Tally the lines containing the word "which", and report the tally alone.

[Data records]
######

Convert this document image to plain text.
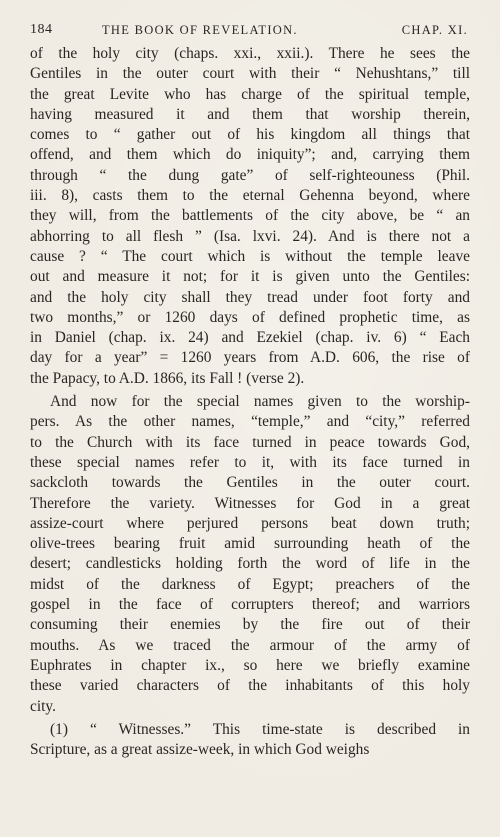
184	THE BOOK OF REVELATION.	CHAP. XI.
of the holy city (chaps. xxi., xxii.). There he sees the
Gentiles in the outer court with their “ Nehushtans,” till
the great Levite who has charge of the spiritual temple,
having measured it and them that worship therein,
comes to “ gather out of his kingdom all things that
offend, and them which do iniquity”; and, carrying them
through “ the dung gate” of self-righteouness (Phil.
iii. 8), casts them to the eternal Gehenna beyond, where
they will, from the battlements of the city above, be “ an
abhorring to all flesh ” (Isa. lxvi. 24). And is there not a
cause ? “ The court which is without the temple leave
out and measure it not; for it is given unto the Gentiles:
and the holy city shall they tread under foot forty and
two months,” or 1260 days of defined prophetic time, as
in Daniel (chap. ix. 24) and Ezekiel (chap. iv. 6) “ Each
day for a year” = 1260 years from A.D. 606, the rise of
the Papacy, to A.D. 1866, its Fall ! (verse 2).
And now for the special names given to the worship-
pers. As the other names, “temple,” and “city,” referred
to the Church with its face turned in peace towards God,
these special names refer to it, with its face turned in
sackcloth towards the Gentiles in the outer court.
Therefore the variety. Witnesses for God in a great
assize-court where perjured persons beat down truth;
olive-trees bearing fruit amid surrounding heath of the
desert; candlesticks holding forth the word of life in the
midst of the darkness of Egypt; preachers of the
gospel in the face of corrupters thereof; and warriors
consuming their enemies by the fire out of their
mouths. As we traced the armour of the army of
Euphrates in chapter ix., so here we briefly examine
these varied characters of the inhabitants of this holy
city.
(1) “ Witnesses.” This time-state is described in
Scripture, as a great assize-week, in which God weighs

######

**Solved problem**
3